What to produce — Display in full each row below that contains the string "layer". Treat uppercase and lowercase letters as different.

Information supplied —
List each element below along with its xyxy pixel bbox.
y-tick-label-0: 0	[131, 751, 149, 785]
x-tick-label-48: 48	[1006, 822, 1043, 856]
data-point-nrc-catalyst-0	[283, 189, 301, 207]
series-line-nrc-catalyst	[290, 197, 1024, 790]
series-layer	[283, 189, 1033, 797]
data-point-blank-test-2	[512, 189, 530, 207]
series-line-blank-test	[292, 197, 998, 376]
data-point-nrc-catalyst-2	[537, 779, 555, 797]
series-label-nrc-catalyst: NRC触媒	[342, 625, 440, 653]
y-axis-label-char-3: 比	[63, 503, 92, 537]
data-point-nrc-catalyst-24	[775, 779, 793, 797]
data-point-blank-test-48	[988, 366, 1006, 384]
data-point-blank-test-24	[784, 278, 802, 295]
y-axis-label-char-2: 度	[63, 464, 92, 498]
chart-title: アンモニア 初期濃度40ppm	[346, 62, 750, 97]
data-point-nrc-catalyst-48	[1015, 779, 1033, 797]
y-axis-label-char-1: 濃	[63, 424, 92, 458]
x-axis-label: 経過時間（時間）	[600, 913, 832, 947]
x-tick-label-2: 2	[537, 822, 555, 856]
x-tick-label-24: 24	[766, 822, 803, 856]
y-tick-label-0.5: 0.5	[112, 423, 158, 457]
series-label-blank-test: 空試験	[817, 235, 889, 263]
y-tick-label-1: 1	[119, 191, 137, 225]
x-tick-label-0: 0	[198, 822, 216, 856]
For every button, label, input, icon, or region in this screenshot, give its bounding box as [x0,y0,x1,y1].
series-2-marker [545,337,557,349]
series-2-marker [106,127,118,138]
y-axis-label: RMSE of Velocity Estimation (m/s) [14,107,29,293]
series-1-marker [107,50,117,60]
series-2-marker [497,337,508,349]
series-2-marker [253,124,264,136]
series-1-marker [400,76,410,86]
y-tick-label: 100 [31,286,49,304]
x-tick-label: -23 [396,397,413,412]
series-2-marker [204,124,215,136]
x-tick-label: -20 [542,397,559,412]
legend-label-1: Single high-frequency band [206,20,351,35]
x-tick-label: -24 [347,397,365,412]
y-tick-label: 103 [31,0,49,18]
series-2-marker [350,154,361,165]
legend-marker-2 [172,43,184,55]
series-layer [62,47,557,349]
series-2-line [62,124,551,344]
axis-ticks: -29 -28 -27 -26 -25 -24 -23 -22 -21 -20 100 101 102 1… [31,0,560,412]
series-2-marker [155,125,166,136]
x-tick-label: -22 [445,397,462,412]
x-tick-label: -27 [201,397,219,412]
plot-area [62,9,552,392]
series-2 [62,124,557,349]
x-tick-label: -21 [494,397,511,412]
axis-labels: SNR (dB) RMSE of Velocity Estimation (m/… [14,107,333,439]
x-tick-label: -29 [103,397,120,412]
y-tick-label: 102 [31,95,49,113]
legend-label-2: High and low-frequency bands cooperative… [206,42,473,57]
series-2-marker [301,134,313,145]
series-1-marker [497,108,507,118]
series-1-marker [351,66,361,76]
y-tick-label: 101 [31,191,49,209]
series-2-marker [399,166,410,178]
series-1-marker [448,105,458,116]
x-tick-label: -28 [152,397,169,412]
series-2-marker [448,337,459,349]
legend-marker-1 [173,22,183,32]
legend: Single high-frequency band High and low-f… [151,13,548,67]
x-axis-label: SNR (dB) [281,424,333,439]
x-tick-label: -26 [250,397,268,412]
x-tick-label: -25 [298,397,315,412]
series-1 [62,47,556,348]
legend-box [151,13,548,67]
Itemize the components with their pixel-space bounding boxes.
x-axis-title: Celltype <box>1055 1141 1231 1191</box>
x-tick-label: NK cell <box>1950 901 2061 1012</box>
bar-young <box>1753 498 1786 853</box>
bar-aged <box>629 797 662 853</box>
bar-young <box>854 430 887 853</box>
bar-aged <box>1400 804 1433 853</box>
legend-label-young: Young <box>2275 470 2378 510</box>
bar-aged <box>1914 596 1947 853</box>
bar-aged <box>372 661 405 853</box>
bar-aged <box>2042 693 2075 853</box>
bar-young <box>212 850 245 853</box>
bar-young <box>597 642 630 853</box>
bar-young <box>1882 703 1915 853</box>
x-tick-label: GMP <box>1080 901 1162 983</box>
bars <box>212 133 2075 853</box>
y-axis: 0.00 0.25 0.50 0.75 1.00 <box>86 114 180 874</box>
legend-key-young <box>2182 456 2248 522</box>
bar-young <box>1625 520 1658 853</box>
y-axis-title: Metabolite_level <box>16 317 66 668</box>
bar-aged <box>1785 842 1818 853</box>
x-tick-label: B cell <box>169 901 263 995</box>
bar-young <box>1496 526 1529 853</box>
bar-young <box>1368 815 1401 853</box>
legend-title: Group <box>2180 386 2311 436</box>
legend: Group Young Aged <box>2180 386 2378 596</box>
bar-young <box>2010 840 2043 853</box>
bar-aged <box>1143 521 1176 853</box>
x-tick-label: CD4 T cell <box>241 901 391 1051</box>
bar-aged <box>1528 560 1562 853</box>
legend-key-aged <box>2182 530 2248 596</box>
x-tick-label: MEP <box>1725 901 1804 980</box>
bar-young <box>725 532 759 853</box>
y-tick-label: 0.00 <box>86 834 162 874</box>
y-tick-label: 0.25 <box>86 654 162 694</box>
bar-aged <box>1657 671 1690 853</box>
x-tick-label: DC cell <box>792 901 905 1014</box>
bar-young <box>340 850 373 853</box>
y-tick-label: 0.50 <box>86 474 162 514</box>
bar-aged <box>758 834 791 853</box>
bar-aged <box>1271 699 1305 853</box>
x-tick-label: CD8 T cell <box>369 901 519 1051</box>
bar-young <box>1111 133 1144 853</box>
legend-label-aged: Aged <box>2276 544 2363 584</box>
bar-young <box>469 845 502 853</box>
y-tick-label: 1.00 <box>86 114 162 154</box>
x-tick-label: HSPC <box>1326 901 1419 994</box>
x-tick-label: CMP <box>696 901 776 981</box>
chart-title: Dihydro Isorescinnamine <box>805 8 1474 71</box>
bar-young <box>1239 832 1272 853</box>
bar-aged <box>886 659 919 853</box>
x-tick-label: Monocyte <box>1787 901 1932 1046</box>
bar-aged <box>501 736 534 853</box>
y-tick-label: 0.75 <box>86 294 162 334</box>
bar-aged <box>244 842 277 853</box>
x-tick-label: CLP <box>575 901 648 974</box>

Answer in full —
series-layer	[283, 189, 1033, 797]
series-layer [62,47,557,349]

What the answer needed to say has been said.